• **What this task involves**
Your task is to repeat the lines below exactly, excluding any pictures they contain.

====== Records for the task ======

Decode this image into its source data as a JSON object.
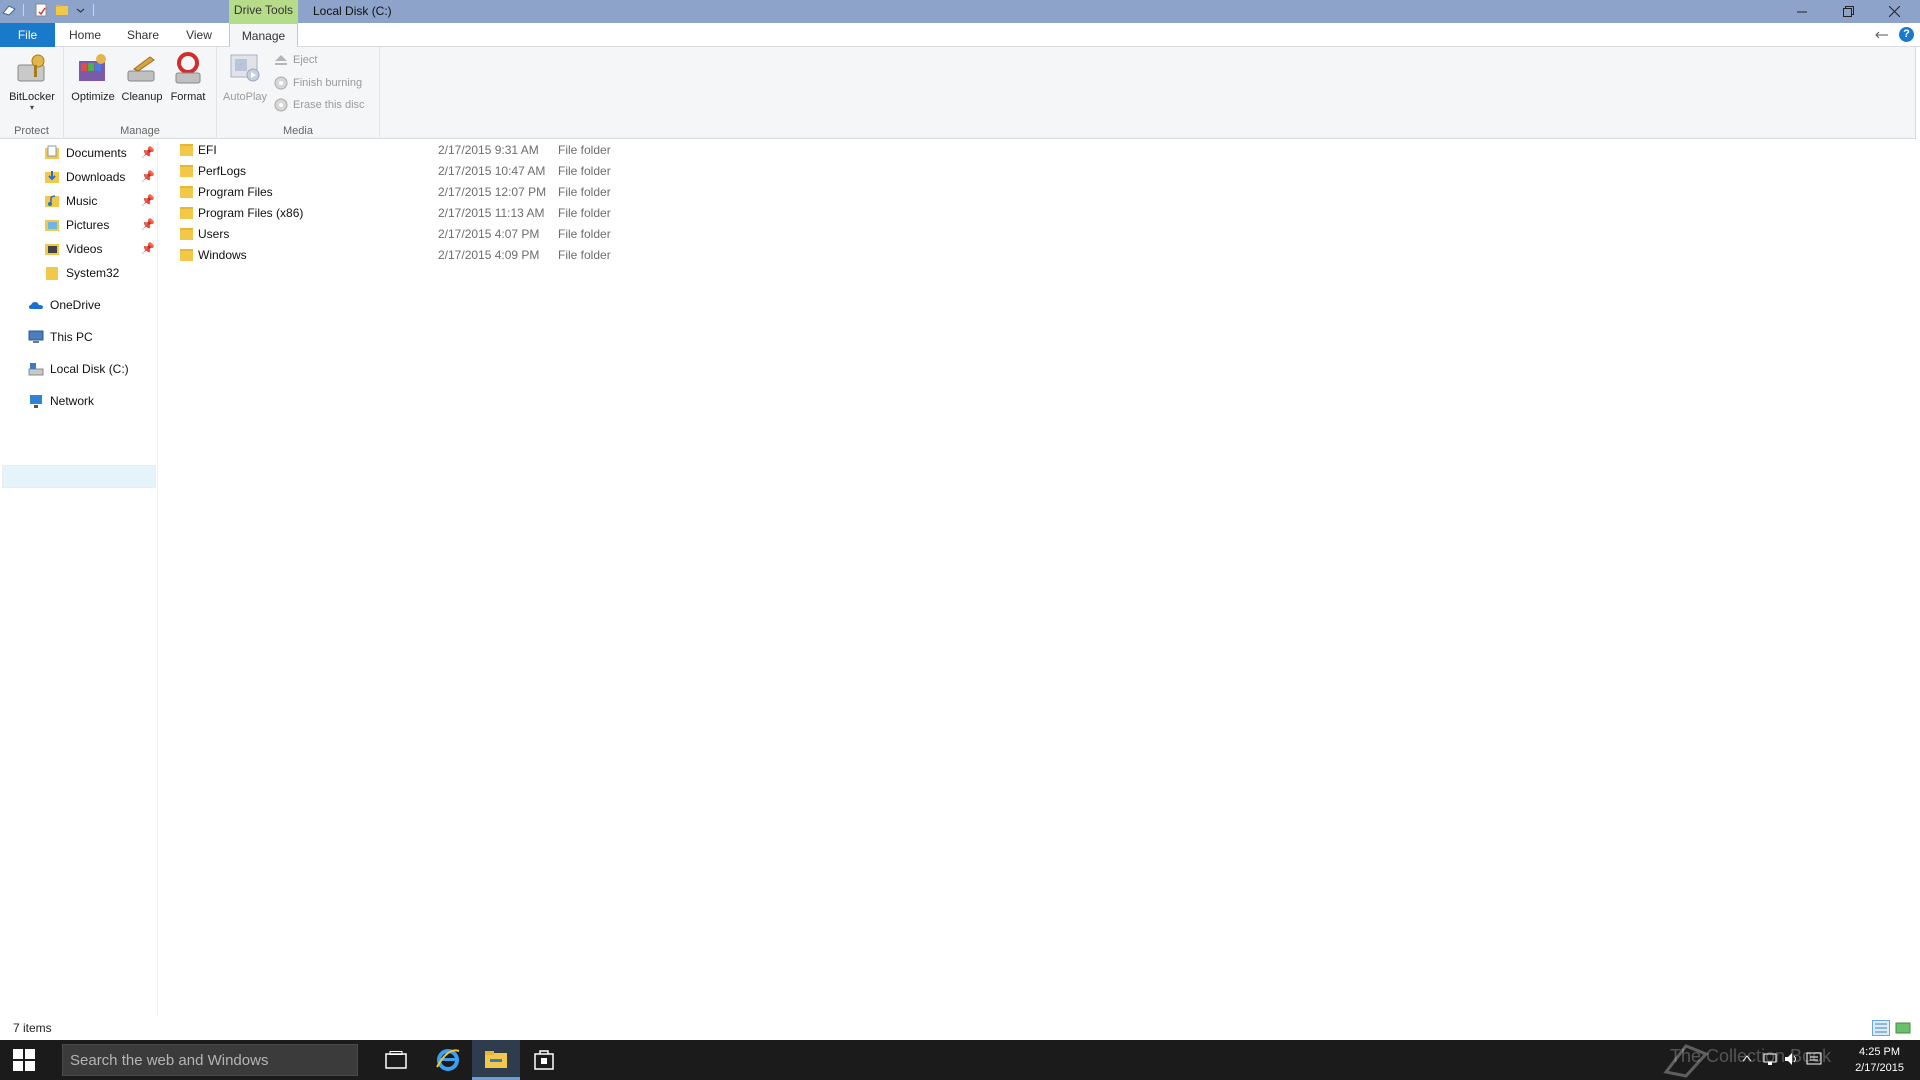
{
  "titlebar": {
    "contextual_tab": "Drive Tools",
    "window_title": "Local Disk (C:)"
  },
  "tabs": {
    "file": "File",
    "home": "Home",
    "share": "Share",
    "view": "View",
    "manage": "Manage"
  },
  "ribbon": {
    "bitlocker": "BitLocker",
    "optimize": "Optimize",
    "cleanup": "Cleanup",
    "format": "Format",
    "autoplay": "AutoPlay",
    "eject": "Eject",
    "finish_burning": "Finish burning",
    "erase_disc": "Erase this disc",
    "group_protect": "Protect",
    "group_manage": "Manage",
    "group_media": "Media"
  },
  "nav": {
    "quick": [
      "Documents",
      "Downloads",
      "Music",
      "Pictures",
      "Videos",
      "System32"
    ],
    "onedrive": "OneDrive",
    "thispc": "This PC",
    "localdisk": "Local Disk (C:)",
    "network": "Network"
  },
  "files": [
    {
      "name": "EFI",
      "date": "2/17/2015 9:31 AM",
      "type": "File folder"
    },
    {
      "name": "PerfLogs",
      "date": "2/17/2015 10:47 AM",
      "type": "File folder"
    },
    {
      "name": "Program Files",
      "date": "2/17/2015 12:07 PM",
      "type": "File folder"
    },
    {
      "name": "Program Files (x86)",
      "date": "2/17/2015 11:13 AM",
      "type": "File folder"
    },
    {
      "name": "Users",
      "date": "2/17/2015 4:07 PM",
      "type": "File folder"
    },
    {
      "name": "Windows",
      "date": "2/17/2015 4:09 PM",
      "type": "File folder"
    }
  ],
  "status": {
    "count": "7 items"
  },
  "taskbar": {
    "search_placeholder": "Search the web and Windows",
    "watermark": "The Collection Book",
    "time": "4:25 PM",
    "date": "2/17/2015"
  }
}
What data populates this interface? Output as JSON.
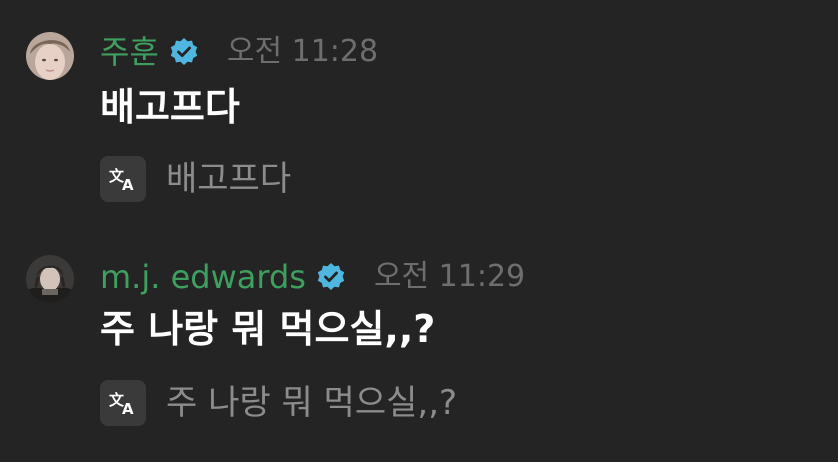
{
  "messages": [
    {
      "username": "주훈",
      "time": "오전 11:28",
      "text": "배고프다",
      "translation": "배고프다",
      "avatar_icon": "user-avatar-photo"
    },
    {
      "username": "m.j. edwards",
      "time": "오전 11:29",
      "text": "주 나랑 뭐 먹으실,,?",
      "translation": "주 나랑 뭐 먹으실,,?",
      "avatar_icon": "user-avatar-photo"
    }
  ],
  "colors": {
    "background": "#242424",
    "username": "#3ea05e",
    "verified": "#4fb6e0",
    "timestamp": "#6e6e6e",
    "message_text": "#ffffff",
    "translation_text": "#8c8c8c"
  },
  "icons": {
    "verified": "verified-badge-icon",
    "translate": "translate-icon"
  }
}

======

• **Exercise answer**
Decode this image into its source data as a JSON object.
{
  "titlebar": {
    "contextual_tab": "Drive Tools",
    "window_title": "Local Disk (C:)"
  },
  "tabs": {
    "file": "File",
    "home": "Home",
    "share": "Share",
    "view": "View",
    "manage": "Manage"
  },
  "ribbon": {
    "bitlocker": "BitLocker",
    "optimize": "Optimize",
    "cleanup": "Cleanup",
    "format": "Format",
    "autoplay": "AutoPlay",
    "eject": "Eject",
    "finish_burning": "Finish burning",
    "erase_disc": "Erase this disc",
    "group_protect": "Protect",
    "group_manage": "Manage",
    "group_media": "Media"
  },
  "nav": {
    "quick": [
      "Documents",
      "Downloads",
      "Music",
      "Pictures",
      "Videos",
      "System32"
    ],
    "onedrive": "OneDrive",
    "thispc": "This PC",
    "localdisk": "Local Disk (C:)",
    "network": "Network"
  },
  "files": [
    {
      "name": "EFI",
      "date": "2/17/2015 9:31 AM",
      "type": "File folder"
    },
    {
      "name": "PerfLogs",
      "date": "2/17/2015 10:47 AM",
      "type": "File folder"
    },
    {
      "name": "Program Files",
      "date": "2/17/2015 12:07 PM",
      "type": "File folder"
    },
    {
      "name": "Program Files (x86)",
      "date": "2/17/2015 11:13 AM",
      "type": "File folder"
    },
    {
      "name": "Users",
      "date": "2/17/2015 4:07 PM",
      "type": "File folder"
    },
    {
      "name": "Windows",
      "date": "2/17/2015 4:09 PM",
      "type": "File folder"
    }
  ],
  "status": {
    "count": "7 items"
  },
  "taskbar": {
    "search_placeholder": "Search the web and Windows",
    "watermark": "The Collection Book",
    "time": "4:25 PM",
    "date": "2/17/2015"
  }
}
What data populates this interface? Output as JSON.
{
  "messages": [
    {
      "username": "주훈",
      "time": "오전 11:28",
      "text": "배고프다",
      "translation": "배고프다",
      "avatar_icon": "user-avatar-photo"
    },
    {
      "username": "m.j. edwards",
      "time": "오전 11:29",
      "text": "주 나랑 뭐 먹으실,,?",
      "translation": "주 나랑 뭐 먹으실,,?",
      "avatar_icon": "user-avatar-photo"
    }
  ],
  "colors": {
    "background": "#242424",
    "username": "#3ea05e",
    "verified": "#4fb6e0",
    "timestamp": "#6e6e6e",
    "message_text": "#ffffff",
    "translation_text": "#8c8c8c"
  },
  "icons": {
    "verified": "verified-badge-icon",
    "translate": "translate-icon"
  }
}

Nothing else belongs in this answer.